— Problem to work on —
Which lines hold the word "does"? Copy each of them.

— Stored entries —
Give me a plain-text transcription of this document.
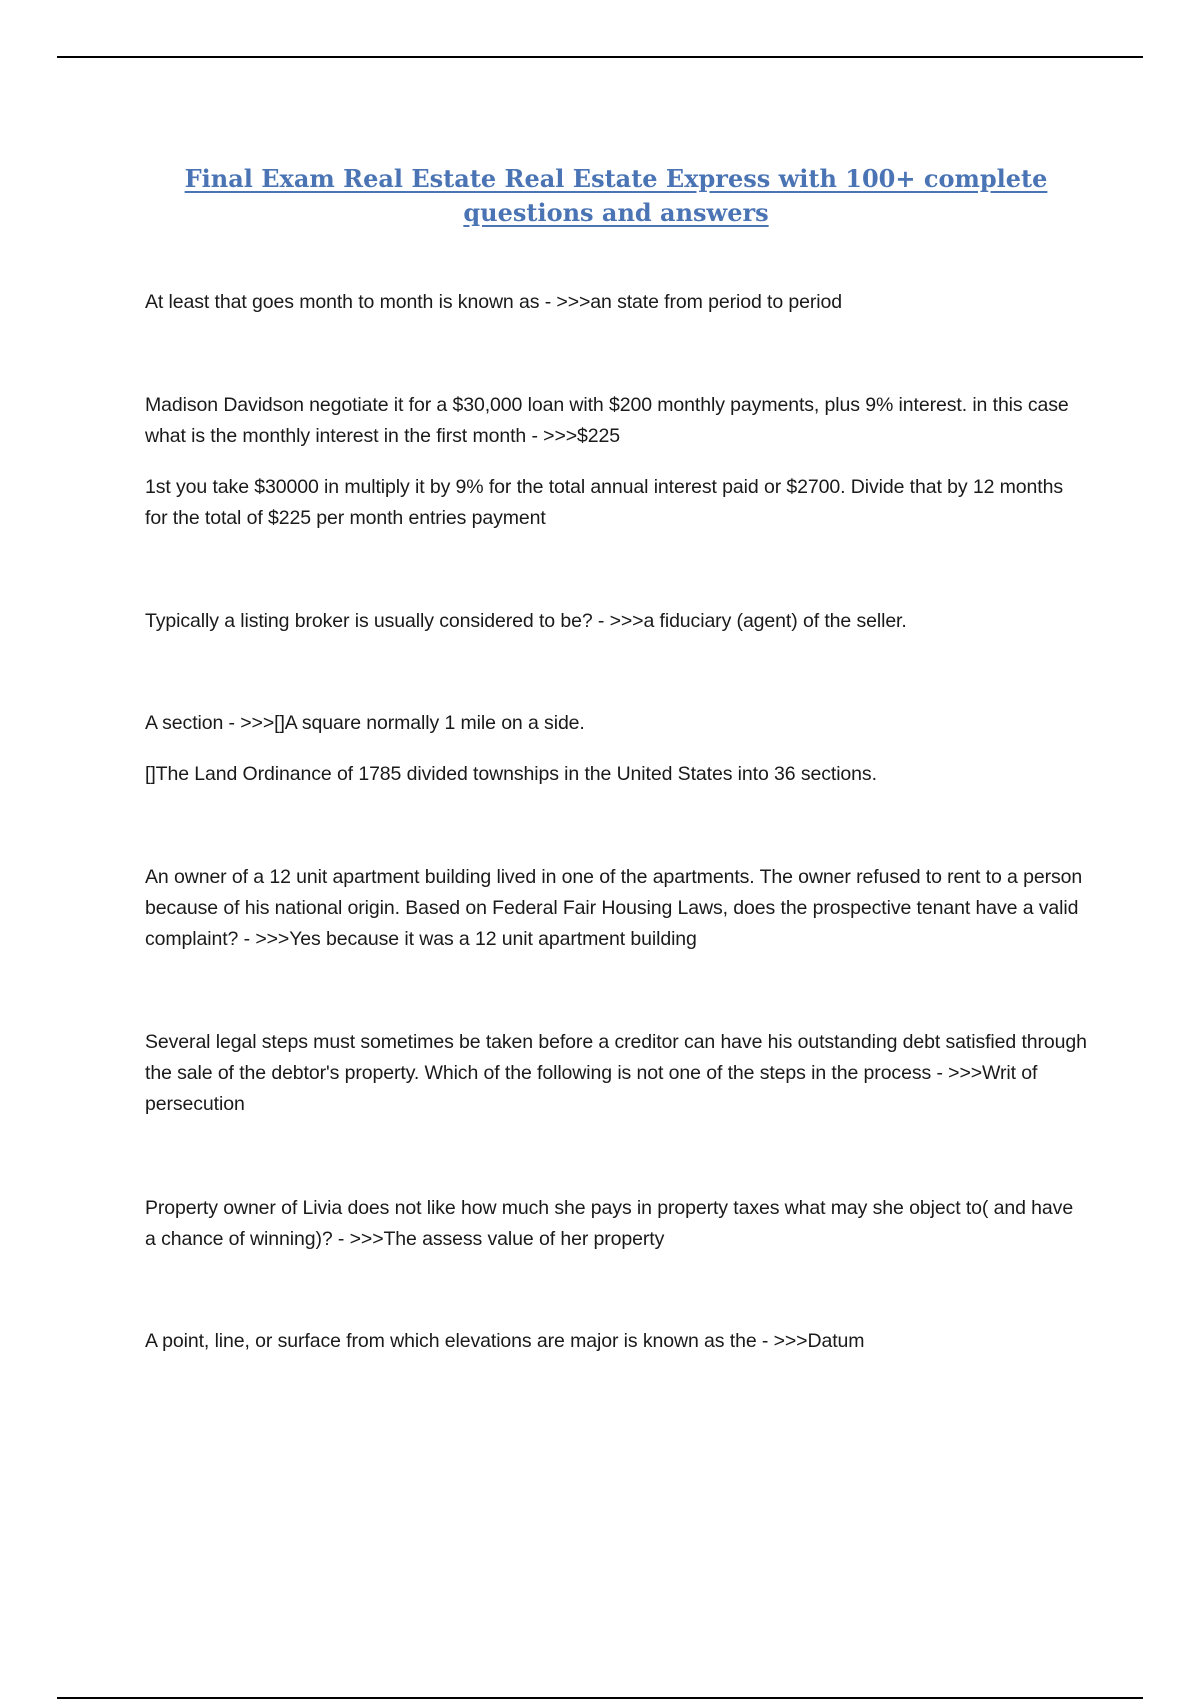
Final Exam Real Estate Real Estate Express with 100+ complete questions and answers

At least that goes month to month is known as - >>>an state from period to period

Madison Davidson negotiate it for a $30,000 loan with $200 monthly payments, plus 9% interest. in this case what is the monthly interest in the first month - >>>$225

1st you take $30000 in multiply it by 9% for the total annual interest paid or $2700. Divide that by 12 months for the total of $225 per month entries payment

Typically a listing broker is usually considered to be? - >>>a fiduciary (agent) of the seller.

A section - >>>[]A square normally 1 mile on a side.

[]The Land Ordinance of 1785 divided townships in the United States into 36 sections.

An owner of a 12 unit apartment building lived in one of the apartments. The owner refused to rent to a person because of his national origin. Based on Federal Fair Housing Laws, does the prospective tenant have a valid complaint? - >>>Yes because it was a 12 unit apartment building

Several legal steps must sometimes be taken before a creditor can have his outstanding debt satisfied through the sale of the debtor's property. Which of the following is not one of the steps in the process - >>>Writ of persecution

Property owner of Livia does not like how much she pays in property taxes what may she object to( and have a chance of winning)? - >>>The assess value of her property

A point, line, or surface from which elevations are major is known as the - >>>Datum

— Complete output —
An owner of a 12 unit apartment building lived in one of the apartments. The owner refused to rent to a person because of his national origin. Based on Federal Fair Housing Laws, does the prospective tenant have a valid complaint? - >>>Yes because it was a 12 unit apartment building
Property owner of Livia does not like how much she pays in property taxes what may she object to( and have a chance of winning)? - >>>The assess value of her property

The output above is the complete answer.